- Stated problem -
It is required that all of the data be written out exactly.

- Records for the exercise -

----------------

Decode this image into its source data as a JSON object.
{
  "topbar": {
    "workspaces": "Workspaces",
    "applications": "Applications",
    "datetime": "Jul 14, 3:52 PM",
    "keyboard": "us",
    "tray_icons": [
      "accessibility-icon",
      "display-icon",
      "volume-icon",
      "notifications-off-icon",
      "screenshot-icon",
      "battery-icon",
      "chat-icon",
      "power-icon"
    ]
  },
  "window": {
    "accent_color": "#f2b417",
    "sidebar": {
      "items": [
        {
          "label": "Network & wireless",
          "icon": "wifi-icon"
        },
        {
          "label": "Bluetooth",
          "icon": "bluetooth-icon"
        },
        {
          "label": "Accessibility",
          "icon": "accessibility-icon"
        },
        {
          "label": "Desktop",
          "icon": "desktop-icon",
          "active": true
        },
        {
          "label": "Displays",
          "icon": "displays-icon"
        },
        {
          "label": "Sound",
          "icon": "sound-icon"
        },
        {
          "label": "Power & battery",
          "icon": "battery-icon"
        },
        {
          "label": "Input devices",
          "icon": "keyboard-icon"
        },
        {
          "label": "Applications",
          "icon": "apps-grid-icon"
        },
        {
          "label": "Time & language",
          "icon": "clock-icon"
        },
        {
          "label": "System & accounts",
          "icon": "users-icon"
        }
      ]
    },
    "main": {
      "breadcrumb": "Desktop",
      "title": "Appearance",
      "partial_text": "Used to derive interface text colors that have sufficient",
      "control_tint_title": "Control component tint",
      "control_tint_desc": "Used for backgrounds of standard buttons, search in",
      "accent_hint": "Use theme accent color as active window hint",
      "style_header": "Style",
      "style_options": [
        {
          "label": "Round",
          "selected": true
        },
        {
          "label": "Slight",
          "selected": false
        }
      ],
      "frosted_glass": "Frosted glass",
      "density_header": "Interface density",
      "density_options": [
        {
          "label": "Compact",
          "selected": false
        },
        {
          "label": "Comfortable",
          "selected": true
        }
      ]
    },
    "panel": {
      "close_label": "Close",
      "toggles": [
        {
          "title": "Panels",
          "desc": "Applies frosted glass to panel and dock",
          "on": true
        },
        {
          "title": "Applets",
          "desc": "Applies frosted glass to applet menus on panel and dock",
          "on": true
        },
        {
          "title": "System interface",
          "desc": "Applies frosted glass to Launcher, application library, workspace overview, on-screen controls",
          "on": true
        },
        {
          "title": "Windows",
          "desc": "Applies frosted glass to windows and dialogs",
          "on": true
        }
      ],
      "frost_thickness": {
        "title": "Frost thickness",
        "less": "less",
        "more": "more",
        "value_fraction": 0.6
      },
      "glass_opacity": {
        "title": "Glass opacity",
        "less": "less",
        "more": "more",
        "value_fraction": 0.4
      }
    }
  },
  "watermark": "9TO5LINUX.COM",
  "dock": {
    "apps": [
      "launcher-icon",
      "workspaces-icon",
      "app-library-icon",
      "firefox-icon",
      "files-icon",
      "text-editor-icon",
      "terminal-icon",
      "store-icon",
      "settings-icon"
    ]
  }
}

----------------

- Worked answer -
Decode this image into its source data as a JSON object.
{
  "topbar": {
    "workspaces": "Workspaces",
    "applications": "Applications",
    "datetime": "Jul 14, 3:52 PM",
    "keyboard": "us",
    "tray_icons": [
      "accessibility-icon",
      "display-icon",
      "volume-icon",
      "notifications-off-icon",
      "screenshot-icon",
      "battery-icon",
      "chat-icon",
      "power-icon"
    ]
  },
  "window": {
    "accent_color": "#f2b417",
    "sidebar": {
      "items": [
        {
          "label": "Network & wireless",
          "icon": "wifi-icon"
        },
        {
          "label": "Bluetooth",
          "icon": "bluetooth-icon"
        },
        {
          "label": "Accessibility",
          "icon": "accessibility-icon"
        },
        {
          "label": "Desktop",
          "icon": "desktop-icon",
          "active": true
        },
        {
          "label": "Displays",
          "icon": "displays-icon"
        },
        {
          "label": "Sound",
          "icon": "sound-icon"
        },
        {
          "label": "Power & battery",
          "icon": "battery-icon"
        },
        {
          "label": "Input devices",
          "icon": "keyboard-icon"
        },
        {
          "label": "Applications",
          "icon": "apps-grid-icon"
        },
        {
          "label": "Time & language",
          "icon": "clock-icon"
        },
        {
          "label": "System & accounts",
          "icon": "users-icon"
        }
      ]
    },
    "main": {
      "breadcrumb": "Desktop",
      "title": "Appearance",
      "partial_text": "Used to derive interface text colors that have sufficient",
      "control_tint_title": "Control component tint",
      "control_tint_desc": "Used for backgrounds of standard buttons, search in",
      "accent_hint": "Use theme accent color as active window hint",
      "style_header": "Style",
      "style_options": [
        {
          "label": "Round",
          "selected": true
        },
        {
          "label": "Slight",
          "selected": false
        }
      ],
      "frosted_glass": "Frosted glass",
      "density_header": "Interface density",
      "density_options": [
        {
          "label": "Compact",
          "selected": false
        },
        {
          "label": "Comfortable",
          "selected": true
        }
      ]
    },
    "panel": {
      "close_label": "Close",
      "toggles": [
        {
          "title": "Panels",
          "desc": "Applies frosted glass to panel and dock",
          "on": true
        },
        {
          "title": "Applets",
          "desc": "Applies frosted glass to applet menus on panel and dock",
          "on": true
        },
        {
          "title": "System interface",
          "desc": "Applies frosted glass to Launcher, application library, workspace overview, on-screen controls",
          "on": true
        },
        {
          "title": "Windows",
          "desc": "Applies frosted glass to windows and dialogs",
          "on": true
        }
      ],
      "frost_thickness": {
        "title": "Frost thickness",
        "less": "less",
        "more": "more",
        "value_fraction": 0.6
      },
      "glass_opacity": {
        "title": "Glass opacity",
        "less": "less",
        "more": "more",
        "value_fraction": 0.4
      }
    }
  },
  "watermark": "9TO5LINUX.COM",
  "dock": {
    "apps": [
      "launcher-icon",
      "workspaces-icon",
      "app-library-icon",
      "firefox-icon",
      "files-icon",
      "text-editor-icon",
      "terminal-icon",
      "store-icon",
      "settings-icon"
    ]
  }
}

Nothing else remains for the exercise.